DATA LINES »
— Start —

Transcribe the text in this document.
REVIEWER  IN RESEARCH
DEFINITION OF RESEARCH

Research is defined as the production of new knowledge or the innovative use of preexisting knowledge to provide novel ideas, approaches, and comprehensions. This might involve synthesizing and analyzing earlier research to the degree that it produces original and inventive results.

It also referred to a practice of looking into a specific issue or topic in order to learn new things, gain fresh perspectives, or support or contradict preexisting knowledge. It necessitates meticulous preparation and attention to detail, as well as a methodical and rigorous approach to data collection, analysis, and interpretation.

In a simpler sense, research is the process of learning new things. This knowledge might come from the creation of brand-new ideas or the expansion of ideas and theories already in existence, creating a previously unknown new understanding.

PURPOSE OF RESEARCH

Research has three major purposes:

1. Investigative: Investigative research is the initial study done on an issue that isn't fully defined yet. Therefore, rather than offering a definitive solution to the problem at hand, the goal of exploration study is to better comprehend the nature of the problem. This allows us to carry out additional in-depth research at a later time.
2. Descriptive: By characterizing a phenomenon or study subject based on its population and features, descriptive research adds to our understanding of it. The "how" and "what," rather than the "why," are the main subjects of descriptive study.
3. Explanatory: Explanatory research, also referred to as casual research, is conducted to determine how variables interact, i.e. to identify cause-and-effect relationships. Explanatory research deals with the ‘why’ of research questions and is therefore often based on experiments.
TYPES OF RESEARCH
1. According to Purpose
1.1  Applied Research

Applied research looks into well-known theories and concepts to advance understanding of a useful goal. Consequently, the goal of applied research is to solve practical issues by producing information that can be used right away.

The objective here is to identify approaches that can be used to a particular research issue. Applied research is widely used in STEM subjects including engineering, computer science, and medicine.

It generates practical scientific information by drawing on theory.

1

— End —

YOUR GOAL »
Pick out and copy the lines of the entries that hold the string "might".

EXPECTED ANSWER »
Research is defined as the production of new knowledge or the innovative use of preexisting knowledge to provide novel ideas, approaches, and comprehensions. This might involve synthesizing and analyzing earlier research to the degree that it produces original and inventive results.
In a simpler sense, research is the process of learning new things. This knowledge might come from the creation of brand-new ideas or the expansion of ideas and theories already in existence, creating a previously unknown new understanding.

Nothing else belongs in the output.